*Supplied records:*
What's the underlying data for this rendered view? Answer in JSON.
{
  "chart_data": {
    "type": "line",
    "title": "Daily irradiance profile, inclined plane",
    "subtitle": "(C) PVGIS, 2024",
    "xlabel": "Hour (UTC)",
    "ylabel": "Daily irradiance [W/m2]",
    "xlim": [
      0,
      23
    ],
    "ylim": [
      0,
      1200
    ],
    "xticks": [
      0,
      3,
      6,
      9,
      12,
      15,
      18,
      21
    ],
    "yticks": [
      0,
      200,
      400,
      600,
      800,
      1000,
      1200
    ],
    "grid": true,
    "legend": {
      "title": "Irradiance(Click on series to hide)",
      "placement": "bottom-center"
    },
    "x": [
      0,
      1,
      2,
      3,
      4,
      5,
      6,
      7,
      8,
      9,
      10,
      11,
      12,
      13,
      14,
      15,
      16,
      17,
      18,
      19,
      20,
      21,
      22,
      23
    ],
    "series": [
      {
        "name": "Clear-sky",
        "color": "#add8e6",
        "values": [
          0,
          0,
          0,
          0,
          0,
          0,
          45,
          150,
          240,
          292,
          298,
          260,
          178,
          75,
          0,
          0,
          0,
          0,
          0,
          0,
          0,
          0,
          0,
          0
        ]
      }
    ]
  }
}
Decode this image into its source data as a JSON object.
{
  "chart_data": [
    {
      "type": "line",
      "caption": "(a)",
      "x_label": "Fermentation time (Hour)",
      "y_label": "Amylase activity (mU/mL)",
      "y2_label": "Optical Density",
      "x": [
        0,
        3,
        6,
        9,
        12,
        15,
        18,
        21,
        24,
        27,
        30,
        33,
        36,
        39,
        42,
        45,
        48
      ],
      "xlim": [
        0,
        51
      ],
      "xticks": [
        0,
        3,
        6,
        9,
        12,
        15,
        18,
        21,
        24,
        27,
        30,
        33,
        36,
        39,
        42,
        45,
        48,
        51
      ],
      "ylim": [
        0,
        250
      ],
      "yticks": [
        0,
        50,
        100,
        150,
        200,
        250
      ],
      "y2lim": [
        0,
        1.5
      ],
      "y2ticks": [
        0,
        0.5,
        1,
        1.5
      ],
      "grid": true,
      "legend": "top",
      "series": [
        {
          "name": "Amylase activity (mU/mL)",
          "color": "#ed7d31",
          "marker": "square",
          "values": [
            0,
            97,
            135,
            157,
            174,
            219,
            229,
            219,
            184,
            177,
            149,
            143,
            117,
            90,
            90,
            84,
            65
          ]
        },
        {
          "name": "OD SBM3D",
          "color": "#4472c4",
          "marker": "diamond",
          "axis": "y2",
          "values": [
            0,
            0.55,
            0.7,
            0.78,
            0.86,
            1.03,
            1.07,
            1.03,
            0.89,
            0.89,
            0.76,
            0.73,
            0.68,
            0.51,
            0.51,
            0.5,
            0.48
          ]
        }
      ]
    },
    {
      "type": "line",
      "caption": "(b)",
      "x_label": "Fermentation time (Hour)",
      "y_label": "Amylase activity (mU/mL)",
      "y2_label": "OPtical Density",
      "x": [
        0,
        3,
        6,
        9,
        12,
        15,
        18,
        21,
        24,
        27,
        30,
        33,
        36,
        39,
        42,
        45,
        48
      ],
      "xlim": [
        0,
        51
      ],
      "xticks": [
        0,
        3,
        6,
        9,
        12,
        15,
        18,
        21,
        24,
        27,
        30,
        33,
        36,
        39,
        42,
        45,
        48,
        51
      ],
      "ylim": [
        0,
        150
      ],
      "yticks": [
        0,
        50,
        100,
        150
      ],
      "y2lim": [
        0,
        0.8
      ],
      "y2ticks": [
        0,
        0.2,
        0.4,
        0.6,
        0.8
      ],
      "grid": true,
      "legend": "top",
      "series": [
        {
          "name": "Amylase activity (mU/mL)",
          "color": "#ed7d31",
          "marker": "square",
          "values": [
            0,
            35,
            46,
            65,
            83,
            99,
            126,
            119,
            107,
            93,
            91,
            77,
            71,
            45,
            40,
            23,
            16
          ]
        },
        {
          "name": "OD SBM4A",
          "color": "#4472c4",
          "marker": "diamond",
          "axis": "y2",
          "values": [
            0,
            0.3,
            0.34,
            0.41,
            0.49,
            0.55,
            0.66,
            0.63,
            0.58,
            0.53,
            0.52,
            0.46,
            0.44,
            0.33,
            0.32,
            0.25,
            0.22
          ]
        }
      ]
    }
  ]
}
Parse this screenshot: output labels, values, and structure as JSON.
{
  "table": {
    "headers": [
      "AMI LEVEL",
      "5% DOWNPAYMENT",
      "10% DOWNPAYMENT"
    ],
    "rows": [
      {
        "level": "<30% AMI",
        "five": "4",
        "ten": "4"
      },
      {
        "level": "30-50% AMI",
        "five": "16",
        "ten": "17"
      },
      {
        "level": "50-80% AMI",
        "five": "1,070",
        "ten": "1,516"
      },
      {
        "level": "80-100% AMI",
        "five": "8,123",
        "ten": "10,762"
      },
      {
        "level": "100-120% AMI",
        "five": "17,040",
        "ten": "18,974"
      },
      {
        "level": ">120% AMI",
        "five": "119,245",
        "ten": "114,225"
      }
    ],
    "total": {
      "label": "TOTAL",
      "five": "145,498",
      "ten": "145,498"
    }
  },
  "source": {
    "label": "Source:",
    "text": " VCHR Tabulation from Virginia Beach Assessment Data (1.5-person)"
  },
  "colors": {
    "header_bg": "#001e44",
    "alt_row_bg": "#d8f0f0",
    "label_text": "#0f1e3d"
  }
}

*Exercise aim:* Starting at the line with "Parse this screenshot: output", copy every line up to and including the last one in the entries above.

*Written response:*
Parse this screenshot: output labels, values, and structure as JSON.
{
  "table": {
    "headers": [
      "AMI LEVEL",
      "5% DOWNPAYMENT",
      "10% DOWNPAYMENT"
    ],
    "rows": [
      {
        "level": "<30% AMI",
        "five": "4",
        "ten": "4"
      },
      {
        "level": "30-50% AMI",
        "five": "16",
        "ten": "17"
      },
      {
        "level": "50-80% AMI",
        "five": "1,070",
        "ten": "1,516"
      },
      {
        "level": "80-100% AMI",
        "five": "8,123",
        "ten": "10,762"
      },
      {
        "level": "100-120% AMI",
        "five": "17,040",
        "ten": "18,974"
      },
      {
        "level": ">120% AMI",
        "five": "119,245",
        "ten": "114,225"
      }
    ],
    "total": {
      "label": "TOTAL",
      "five": "145,498",
      "ten": "145,498"
    }
  },
  "source": {
    "label": "Source:",
    "text": " VCHR Tabulation from Virginia Beach Assessment Data (1.5-person)"
  },
  "colors": {
    "header_bg": "#001e44",
    "alt_row_bg": "#d8f0f0",
    "label_text": "#0f1e3d"
  }
}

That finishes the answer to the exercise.